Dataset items
⁂
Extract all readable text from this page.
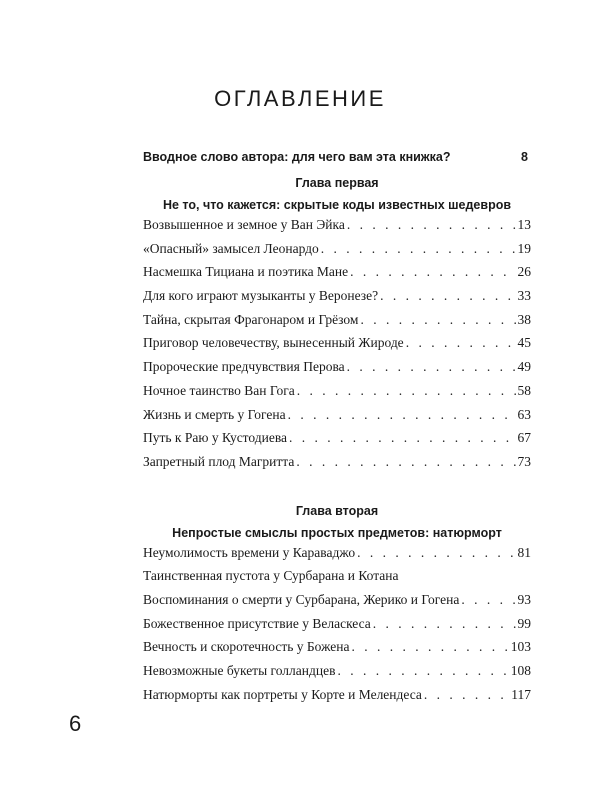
ОГЛАВЛЕНИЕ
Вводное слово автора: для чего вам эта книжка?	8
Глава первая
Не то, что кажется: скрытые коды известных шедевров
Возвышенное и земное у Ван Эйка . . .	13
«Опасный» замысел Леонардо . . .	19
Насмешка Тициана и поэтика Мане . . .	26
Для кого играют музыканты у Веронезе? . . .	33
Тайна, скрытая Фрагонаром и Грёзом . . .	38
Приговор человечеству, вынесенный Жироде . . .	45
Пророческие предчувствия Перова . . .	49
Ночное таинство Ван Гога . . .	58
Жизнь и смерть у Гогена . . .	63
Путь к Раю у Кустодиева . . .	67
Запретный плод Магритта . . .	73
Глава вторая
Непростые смыслы простых предметов: натюрморт
Неумолимость времени у Караваджо . . .	81
Таинственная пустота у Сурбарана и Котана
Воспоминания о смерти у Сурбарана, Жерико и Гогена . . .	93
Божественное присутствие у Веласкеса . . .	99
Вечность и скоротечность у Божена . . .	103
Невозможные букеты голландцев . . .	108
Натюрморты как портреты у Корте и Мелендеса . . .	117
6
⁂
## THE PROBLEM
Repeat the material above verbatim. Leave the pictures behind.

## ANSWER BELOW
Extract all readable text from this page.
ОГЛАВЛЕНИЕ
Вводное слово автора: для чего вам эта книжка?	8
Глава первая
Не то, что кажется: скрытые коды известных шедевров
Возвышенное и земное у Ван Эйка . . .	13
«Опасный» замысел Леонардо . . .	19
Насмешка Тициана и поэтика Мане . . .	26
Для кого играют музыканты у Веронезе? . . .	33
Тайна, скрытая Фрагонаром и Грёзом . . .	38
Приговор человечеству, вынесенный Жироде . . .	45
Пророческие предчувствия Перова . . .	49
Ночное таинство Ван Гога . . .	58
Жизнь и смерть у Гогена . . .	63
Путь к Раю у Кустодиева . . .	67
Запретный плод Магритта . . .	73
Глава вторая
Непростые смыслы простых предметов: натюрморт
Неумолимость времени у Караваджо . . .	81
Таинственная пустота у Сурбарана и Котана
Воспоминания о смерти у Сурбарана, Жерико и Гогена . . .	93
Божественное присутствие у Веласкеса . . .	99
Вечность и скоротечность у Божена . . .	103
Невозможные букеты голландцев . . .	108
Натюрморты как портреты у Корте и Мелендеса . . .	117
6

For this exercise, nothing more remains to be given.